━━━━━ Input for this task ━━━━━
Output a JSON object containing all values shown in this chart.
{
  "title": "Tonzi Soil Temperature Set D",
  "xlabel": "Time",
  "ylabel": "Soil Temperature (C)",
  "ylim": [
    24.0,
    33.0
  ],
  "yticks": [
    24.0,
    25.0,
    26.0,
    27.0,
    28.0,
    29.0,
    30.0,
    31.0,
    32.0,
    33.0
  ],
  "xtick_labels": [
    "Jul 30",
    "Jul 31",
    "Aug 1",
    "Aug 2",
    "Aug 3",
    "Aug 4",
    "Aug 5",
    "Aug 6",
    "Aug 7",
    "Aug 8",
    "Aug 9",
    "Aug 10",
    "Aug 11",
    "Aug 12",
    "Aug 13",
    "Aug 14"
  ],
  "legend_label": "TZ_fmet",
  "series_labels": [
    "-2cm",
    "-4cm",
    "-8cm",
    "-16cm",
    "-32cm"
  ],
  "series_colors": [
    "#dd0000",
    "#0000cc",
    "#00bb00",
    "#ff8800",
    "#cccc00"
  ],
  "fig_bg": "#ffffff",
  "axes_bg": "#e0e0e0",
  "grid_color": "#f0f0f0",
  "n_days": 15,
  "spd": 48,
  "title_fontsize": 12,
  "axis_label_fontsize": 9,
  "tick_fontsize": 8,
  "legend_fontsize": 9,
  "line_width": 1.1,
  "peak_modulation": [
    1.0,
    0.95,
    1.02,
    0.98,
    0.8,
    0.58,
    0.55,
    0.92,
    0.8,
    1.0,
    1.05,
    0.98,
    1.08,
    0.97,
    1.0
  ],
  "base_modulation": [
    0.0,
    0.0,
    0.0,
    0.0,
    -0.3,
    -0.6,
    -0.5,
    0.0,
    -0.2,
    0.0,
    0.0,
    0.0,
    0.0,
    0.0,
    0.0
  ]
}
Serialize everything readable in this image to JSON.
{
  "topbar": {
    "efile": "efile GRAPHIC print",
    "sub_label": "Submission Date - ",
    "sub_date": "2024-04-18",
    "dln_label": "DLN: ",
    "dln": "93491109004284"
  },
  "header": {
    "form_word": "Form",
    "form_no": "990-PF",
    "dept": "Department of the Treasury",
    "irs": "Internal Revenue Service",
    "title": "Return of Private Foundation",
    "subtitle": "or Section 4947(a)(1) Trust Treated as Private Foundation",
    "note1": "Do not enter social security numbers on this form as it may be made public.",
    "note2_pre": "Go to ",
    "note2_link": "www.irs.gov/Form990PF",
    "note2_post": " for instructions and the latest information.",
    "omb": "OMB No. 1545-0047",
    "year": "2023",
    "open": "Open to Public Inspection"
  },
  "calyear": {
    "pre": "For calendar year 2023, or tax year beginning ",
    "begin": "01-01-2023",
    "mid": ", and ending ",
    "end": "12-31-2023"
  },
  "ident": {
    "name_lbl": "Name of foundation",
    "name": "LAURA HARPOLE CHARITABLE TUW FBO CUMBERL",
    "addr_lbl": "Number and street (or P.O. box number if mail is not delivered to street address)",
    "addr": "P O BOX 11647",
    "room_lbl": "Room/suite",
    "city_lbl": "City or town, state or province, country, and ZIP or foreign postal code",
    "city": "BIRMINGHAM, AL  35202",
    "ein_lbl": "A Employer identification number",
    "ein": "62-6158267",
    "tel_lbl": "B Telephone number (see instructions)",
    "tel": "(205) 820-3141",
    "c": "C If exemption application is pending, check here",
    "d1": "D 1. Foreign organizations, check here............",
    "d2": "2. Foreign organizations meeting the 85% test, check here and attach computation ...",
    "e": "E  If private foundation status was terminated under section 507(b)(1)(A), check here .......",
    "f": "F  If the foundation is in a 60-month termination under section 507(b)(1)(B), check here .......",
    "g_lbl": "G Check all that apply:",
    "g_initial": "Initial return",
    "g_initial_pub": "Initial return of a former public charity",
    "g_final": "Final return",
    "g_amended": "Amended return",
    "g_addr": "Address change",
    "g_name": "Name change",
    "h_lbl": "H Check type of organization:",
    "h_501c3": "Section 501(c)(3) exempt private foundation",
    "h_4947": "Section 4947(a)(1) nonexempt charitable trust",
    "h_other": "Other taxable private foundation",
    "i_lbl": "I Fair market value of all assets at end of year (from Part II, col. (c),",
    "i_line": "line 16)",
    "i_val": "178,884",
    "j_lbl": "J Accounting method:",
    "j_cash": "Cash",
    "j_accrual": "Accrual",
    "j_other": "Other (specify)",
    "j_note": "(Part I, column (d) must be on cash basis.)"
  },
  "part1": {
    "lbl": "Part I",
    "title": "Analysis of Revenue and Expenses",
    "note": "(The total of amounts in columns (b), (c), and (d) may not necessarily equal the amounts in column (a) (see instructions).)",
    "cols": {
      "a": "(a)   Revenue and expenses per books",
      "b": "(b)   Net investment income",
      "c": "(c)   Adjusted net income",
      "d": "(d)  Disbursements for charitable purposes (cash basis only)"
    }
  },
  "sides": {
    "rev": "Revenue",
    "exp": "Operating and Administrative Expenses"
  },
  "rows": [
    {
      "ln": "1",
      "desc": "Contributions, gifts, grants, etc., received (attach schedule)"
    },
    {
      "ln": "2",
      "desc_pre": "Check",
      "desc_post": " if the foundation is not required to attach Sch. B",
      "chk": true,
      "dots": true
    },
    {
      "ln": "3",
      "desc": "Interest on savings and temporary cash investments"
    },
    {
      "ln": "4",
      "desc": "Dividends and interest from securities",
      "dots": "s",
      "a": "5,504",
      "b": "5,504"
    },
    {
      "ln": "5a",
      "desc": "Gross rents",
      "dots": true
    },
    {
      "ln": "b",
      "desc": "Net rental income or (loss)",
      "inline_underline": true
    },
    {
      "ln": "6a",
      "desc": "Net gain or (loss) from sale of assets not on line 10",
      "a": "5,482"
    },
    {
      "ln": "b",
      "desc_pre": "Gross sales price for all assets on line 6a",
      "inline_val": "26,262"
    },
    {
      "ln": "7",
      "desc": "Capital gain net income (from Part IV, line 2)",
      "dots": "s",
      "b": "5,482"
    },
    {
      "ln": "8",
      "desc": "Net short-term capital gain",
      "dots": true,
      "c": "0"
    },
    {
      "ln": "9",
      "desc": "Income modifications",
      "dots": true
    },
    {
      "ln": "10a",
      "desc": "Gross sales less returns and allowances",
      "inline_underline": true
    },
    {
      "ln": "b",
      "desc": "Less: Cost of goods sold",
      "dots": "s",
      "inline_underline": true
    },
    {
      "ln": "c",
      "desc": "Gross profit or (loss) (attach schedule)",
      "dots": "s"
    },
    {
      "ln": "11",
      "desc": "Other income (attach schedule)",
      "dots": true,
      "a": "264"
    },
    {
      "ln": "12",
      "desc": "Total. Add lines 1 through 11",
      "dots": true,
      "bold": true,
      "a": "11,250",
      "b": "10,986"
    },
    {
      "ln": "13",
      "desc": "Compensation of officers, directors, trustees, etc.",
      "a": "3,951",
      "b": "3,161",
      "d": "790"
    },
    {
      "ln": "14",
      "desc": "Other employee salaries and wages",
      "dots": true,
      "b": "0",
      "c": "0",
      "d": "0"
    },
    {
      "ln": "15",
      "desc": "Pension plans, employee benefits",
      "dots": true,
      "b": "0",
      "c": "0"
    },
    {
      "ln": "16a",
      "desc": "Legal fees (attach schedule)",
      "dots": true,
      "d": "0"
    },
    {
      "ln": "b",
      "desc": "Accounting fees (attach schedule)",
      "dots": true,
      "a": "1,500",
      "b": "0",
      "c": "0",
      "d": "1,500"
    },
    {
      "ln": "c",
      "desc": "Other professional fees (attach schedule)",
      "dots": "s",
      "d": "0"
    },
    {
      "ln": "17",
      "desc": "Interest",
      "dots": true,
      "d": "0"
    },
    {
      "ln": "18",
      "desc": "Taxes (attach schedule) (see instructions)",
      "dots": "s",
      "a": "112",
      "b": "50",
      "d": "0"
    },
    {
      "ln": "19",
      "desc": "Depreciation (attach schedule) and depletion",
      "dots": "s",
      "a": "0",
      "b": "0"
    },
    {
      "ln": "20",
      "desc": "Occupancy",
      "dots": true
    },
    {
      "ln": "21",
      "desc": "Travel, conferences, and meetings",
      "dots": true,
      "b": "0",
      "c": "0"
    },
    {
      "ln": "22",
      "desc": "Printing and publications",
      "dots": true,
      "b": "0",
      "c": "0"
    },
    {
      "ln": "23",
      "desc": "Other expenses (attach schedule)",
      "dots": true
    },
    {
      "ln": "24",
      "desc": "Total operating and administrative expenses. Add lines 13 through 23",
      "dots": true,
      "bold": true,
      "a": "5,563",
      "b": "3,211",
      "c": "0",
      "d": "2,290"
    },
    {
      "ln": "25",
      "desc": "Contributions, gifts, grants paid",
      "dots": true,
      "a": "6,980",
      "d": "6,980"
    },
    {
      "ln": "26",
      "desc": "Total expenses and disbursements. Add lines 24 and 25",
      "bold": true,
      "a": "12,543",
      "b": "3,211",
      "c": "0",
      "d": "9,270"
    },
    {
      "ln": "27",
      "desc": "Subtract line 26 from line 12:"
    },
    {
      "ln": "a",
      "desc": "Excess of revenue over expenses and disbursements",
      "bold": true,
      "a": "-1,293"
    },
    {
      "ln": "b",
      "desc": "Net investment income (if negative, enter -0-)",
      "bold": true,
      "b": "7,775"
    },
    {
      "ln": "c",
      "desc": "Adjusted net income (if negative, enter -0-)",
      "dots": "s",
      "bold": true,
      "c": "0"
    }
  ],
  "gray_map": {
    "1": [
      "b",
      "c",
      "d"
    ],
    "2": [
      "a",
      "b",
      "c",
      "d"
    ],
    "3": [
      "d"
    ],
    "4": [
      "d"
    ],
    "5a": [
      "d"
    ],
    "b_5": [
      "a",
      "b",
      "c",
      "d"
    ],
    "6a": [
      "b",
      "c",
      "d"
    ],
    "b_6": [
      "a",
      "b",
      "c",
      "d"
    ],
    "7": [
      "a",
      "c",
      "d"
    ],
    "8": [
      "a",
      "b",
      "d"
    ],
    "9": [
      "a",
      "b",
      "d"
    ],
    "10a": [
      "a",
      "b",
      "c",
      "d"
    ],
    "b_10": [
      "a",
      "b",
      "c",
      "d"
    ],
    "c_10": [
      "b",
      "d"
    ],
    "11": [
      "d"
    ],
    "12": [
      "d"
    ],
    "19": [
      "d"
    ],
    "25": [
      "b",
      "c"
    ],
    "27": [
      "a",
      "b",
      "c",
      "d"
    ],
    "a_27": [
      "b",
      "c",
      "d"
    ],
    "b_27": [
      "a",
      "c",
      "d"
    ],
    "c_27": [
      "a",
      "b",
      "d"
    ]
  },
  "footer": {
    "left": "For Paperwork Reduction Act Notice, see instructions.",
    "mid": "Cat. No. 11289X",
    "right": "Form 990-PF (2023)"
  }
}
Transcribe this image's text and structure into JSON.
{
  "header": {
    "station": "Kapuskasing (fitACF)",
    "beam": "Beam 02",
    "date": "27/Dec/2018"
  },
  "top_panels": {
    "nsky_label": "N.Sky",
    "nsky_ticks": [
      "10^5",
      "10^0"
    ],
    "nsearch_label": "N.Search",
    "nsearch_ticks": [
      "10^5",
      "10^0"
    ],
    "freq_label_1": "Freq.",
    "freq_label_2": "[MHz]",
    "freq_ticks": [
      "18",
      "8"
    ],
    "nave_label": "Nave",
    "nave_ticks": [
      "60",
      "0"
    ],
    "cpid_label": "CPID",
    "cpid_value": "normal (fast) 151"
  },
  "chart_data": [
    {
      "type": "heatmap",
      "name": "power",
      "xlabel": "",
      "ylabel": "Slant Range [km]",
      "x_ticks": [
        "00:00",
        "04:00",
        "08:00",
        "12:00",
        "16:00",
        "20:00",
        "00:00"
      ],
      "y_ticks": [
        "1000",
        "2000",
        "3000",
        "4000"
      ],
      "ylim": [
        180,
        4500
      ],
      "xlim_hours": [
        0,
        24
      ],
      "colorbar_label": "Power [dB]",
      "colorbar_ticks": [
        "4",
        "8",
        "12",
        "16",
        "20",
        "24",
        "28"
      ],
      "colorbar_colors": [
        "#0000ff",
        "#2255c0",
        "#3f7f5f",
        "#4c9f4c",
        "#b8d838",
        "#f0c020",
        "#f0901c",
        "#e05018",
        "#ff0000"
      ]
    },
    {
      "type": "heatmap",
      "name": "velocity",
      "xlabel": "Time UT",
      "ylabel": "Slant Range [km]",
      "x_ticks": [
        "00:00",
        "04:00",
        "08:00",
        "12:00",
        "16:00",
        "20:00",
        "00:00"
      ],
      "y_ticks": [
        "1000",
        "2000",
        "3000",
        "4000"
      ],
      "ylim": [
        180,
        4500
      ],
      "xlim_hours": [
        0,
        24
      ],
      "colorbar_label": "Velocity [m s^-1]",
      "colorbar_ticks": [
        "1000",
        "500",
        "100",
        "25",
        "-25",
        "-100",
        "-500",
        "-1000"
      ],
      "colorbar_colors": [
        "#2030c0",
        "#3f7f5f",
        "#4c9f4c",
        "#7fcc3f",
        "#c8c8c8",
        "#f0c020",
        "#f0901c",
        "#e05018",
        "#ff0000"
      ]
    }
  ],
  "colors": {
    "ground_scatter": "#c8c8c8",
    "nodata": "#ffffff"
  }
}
━━━━━
Given instruction: Using the data above, copy each line that contains "fees".

Result for this exercise:
      "desc": "Legal fees (attach schedule)",
      "desc": "Accounting fees (attach schedule)",
      "desc": "Other professional fees (attach schedule)",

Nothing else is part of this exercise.